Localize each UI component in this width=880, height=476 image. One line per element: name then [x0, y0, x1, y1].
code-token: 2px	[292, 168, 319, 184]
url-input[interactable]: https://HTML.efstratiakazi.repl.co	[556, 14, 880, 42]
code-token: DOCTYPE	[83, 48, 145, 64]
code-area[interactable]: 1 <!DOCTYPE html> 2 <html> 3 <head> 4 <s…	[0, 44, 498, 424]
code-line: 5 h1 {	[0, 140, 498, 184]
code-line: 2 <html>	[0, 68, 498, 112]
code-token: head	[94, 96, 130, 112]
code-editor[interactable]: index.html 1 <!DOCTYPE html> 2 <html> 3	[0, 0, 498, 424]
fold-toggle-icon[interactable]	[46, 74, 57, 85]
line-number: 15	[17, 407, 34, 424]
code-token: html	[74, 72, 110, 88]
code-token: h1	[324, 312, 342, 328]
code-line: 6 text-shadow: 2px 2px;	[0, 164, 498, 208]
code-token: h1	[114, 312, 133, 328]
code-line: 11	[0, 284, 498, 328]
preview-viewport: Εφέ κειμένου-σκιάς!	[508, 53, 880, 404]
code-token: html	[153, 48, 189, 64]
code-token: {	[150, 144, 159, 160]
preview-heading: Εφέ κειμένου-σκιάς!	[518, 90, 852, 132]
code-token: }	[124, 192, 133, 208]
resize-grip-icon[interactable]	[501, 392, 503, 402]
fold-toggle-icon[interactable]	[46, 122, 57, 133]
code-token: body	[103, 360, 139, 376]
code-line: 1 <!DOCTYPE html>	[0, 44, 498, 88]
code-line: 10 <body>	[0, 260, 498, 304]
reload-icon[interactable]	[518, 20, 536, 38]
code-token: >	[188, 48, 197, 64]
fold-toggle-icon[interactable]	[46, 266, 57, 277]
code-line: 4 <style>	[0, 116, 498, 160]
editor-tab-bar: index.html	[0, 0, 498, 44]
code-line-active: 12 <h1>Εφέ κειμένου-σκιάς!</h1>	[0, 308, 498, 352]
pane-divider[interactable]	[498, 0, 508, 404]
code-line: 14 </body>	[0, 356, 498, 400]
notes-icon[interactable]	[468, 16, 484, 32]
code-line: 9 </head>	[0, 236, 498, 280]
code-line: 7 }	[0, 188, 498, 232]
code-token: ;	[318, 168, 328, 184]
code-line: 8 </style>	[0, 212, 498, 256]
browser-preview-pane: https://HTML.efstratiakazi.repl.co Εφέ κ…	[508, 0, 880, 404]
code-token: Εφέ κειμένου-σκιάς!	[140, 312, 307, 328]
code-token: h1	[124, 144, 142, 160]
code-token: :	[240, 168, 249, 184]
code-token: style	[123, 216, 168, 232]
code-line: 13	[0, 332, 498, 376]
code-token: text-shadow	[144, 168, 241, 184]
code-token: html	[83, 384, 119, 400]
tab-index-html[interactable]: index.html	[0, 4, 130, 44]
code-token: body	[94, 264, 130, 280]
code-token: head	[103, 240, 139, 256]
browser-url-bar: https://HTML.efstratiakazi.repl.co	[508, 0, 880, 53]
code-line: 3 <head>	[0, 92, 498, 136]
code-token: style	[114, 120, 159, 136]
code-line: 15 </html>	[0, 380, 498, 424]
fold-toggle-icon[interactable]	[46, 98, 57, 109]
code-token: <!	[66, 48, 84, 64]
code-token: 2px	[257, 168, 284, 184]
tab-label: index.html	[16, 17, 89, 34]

.....

Render every line of the rows above as a Markdown table with the columns No. and Line, numbering each line and skipping any blank ones.

- **Answer**
| No. | Line |
|---|---|
| 1 | Localize each UI component in this width=880, height=476 image. One line per element: name then [x0, y0, x1, y1]. |
| 2 | code-token: 2px	[292, 168, 319, 184] |
| 3 | url-input[interactable]: https://HTML.efstratiakazi.repl.co	[556, 14, 880, 42] |
| 4 | code-token: DOCTYPE	[83, 48, 145, 64] |
| 5 | code-area[interactable]: 1 <!DOCTYPE html> 2 <html> 3 <head> 4 <s…	[0, 44, 498, 424] |
| 6 | code-line: 5 h1 {	[0, 140, 498, 184] |
| 7 | code-line: 2 <html>	[0, 68, 498, 112] |
| 8 | code-token: head	[94, 96, 130, 112] |
| 9 | code-editor[interactable]: index.html 1 <!DOCTYPE html> 2 <html> 3	[0, 0, 498, 424] |
| 10 | fold-toggle-icon[interactable]	[46, 74, 57, 85] |
| 11 | line-number: 15	[17, 407, 34, 424] |
| 12 | code-token: html	[74, 72, 110, 88] |
| 13 | code-token: h1	[324, 312, 342, 328] |
| 14 | code-line: 6 text-shadow: 2px 2px;	[0, 164, 498, 208] |
| 15 | code-token: h1	[114, 312, 133, 328] |
| 16 | code-line: 11	[0, 284, 498, 328] |
| 17 | preview-viewport: Εφέ κειμένου-σκιάς!	[508, 53, 880, 404] |
| 18 | code-token: html	[153, 48, 189, 64] |
| 19 | code-token: {	[150, 144, 159, 160] |
| 20 | preview-heading: Εφέ κειμένου-σκιάς!	[518, 90, 852, 132] |
| 21 | code-token: }	[124, 192, 133, 208] |
| 22 | resize-grip-icon[interactable]	[501, 392, 503, 402] |
| 23 | fold-toggle-icon[interactable]	[46, 122, 57, 133] |
| 24 | code-token: body	[103, 360, 139, 376] |
| 25 | code-line: 1 <!DOCTYPE html>	[0, 44, 498, 88] |
| 26 | code-line: 10 <body>	[0, 260, 498, 304] |
| 27 | reload-icon[interactable]	[518, 20, 536, 38] |
| 28 | code-token: >	[188, 48, 197, 64] |
| 29 | fold-toggle-icon[interactable]	[46, 266, 57, 277] |
| 30 | code-line: 4 <style>	[0, 116, 498, 160] |
| 31 | editor-tab-bar: index.html	[0, 0, 498, 44] |
| 32 | code-line-active: 12 <h1>Εφέ κειμένου-σκιάς!</h1>	[0, 308, 498, 352] |
| 33 | pane-divider[interactable]	[498, 0, 508, 404] |
| 34 | code-line: 14 </body>	[0, 356, 498, 400] |
| 35 | notes-icon[interactable]	[468, 16, 484, 32] |
| 36 | code-line: 9 </head>	[0, 236, 498, 280] |
| 37 | code-line: 7 }	[0, 188, 498, 232] |
| 38 | code-token: ;	[318, 168, 328, 184] |
| 39 | code-line: 8 </style>	[0, 212, 498, 256] |
| 40 | browser-preview-pane: https://HTML.efstratiakazi.repl.co Εφέ κ…	[508, 0, 880, 404] |
| 41 | code-token: Εφέ κειμένου-σκιάς!	[140, 312, 307, 328] |
| 42 | code-token: h1	[124, 144, 142, 160] |
| 43 | code-token: :	[240, 168, 249, 184] |
| 44 | code-token: style	[123, 216, 168, 232] |
| 45 | code-line: 13	[0, 332, 498, 376] |
| 46 | code-token: text-shadow	[144, 168, 241, 184] |
| 47 | code-token: html	[83, 384, 119, 400] |
| 48 | tab-index-html[interactable]: index.html	[0, 4, 130, 44] |
| 49 | code-token: body	[94, 264, 130, 280] |
| 50 | code-token: head	[103, 240, 139, 256] |
| 51 | browser-url-bar: https://HTML.efstratiakazi.repl.co	[508, 0, 880, 53] |
| 52 | code-line: 3 <head>	[0, 92, 498, 136] |
| 53 | code-token: style	[114, 120, 159, 136] |
| 54 | code-line: 15 </html>	[0, 380, 498, 424] |
| 55 | fold-toggle-icon[interactable]	[46, 98, 57, 109] |
| 56 | code-token: <!	[66, 48, 84, 64] |
| 57 | code-token: 2px	[257, 168, 284, 184] |
| 58 | tab-label: index.html	[16, 17, 89, 34] |